_TEXTE À LIRE_
Écolos bretons : vagues vertes et sac de nœuds

De multiples évènements ont marqué l’histoire de la Bretagne. Plusieurs naufrages de pétroliers causant des marées noires comme le Torrey Canyon en 1967 ou l’Amoco Cadiz, en 1978. Le projet de création de centrales nucléaires dites “centrales baladeuses”… Ces épisodes ont mobilisé la société civile bretonne et participé à la création des premiers réseaux militants. Progressivement, la Bretagne embrasse la cause écologiste.

Vêtu de blanc et de marron de la tête au pied, seule une élégante fleur rouge se dresse sur son veston. “Le mouvement des coquelicots, ça vous parle non ?” s’amuse François de Beaulieu. 

Le Trégorrois est co-président du mouvement national anti-pesticides Nous voulons des coquelicots. Un statut hérité de son long engagement militant pour la biodiversité et l’environnement. “J’ai commencé à m’intéresser à la protection de la nature dans les Monts d’Arrée le jour où j’ai observé un Busard Saint-Martin chasser des mulots dans un champ. C’était tellement beau que j’ai voulu en savoir plus, en tirant sur le fil j’ai fini par m’occuper de la création d’une réserve pour protéger la nature”. À force d’investissement, François de Beaulieu devient le secrétaire général de Bretagne Vivante en 1998. Une association créée en 1953 sous le nom de Société pour l’Étude et la Protection de la Nature en Bretagne (SEPNB), ce qui fait d’elle la plus ancienne association environnementale de la région.

François de Beaulieu, co-président du mouvement national « Nous voulons des coquelicots » et ancien secrétaire général de Bretagne Vivante.

 Les pionniers

 

À l’initiative de la SEPNB, deux hommes, Michel-Hervé Julien et Albert Lucas. Tous deux étudiants ornithologues puis enseignants dans la matière, ils avaient pour habitude d’emmener des classes d’élèves étudier la nature et les oiseaux en milieu naturel.
Passionnés par la faune et la flore, le 30 novembre 1953, ils créent la revue Penn Ar Bed (qui peut se traduire par Le bout de la terre) pour sensibiliser et informer la population sur la protection de la biodiversité. En décembre 1953, la jeune association compte 450 membres, qui appartiennent surtout au monde enseignant. Des notables de tous les départements bretons, parrainés par le recteur et les professeurs de l’Université de Rennes, sont aussi adhérents.

Si François de Beaulieu n’était pas membre de la SEPNB lors sa création, il n’en reste pas moins intarissable à son sujet : “Au début, l’association était pionnière, des scientifiques et universitaires étaient tout seuls à parler de protection de la nature. Puis, dans les années 70 l’association a connu une recrudescence de membres, et a obtenu des financements de l’État”.

_DONNÉES FOURNIES_
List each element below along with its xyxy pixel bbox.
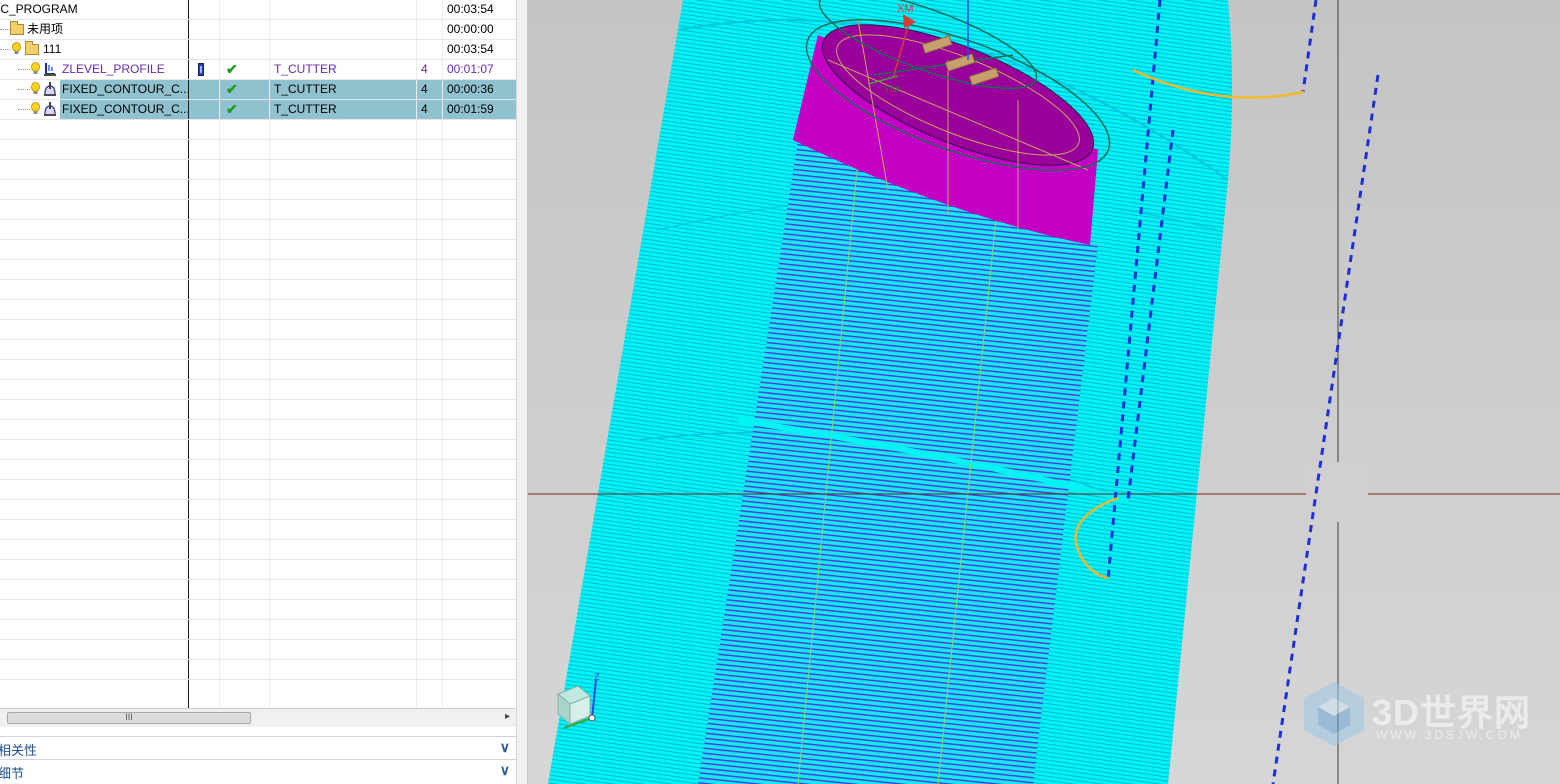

_CONSIGNE ÉCRITE_
Prolongez le texte sur les écologistes bretons en enchaînant directement après sa dernière phrase.

_RÉPONSE PROPOSÉE_
À sa création, dans les années 50-60, il y avait beaucoup de scientifiques universitaires très policés et loin d’être contestataires”, développe Tudi Kernalegenn, historien et auteur du livre Histoire de l’écologie en Bretagne“Puis dans les années 70, on observe un changement de dogme avec la lutte antinucléaire. Celle-ci était beaucoup plus contestataire et radicale envers les autorités avec beaucoup de manifestations et de combats durs”, ajoute-il. La SEPNB connaît alors une recrudescence de membres. Le profil de l’association change, elle devient de plus en plus militante. 

 

Marées noires et combats antinucléaires


Le nombre d’adhérent·e·s à la SEPNB augmente au fur et à mesure que le grand public se sensibilise à la cause environnementale. “Bon nombre de gens ont attendu un point de rupture pour se tourner vers l’écologie. Les marées noires sont des évènements qui ont tristement participé au succès de nos organisations”, déplore François de Beaulieu.
Assis sur son fauteuil en tissu rouge et entouré de plantes vertes, il énumère les catastrophes. De 1967 à 1980, l’histoire dénombre six naufrages de pétroliers au large des côtes bretonnes.

Le 18 mars 1967, le pétrolier Torrey Canyon transporte 121 000 tonnes de pétrole brut. Il s’échoue entre les îles Sorlingues et la côte britannique. Plusieurs nappes de pétrole dérivent dans la Manche, et atteignent les côtes françaises. “Le 11 avril 1967, la SEPNB organise une opération de sauvetage des oiseaux mazoutés. C’est à ce moment-là que de nombreux bénévoles découvrent le caractère dérisoire des moyens de lutte”, se souvient François de Beaulieu. “Des pelles et des seaux contre des tonnes de pétrole”, explique Tudi Kernalegenn.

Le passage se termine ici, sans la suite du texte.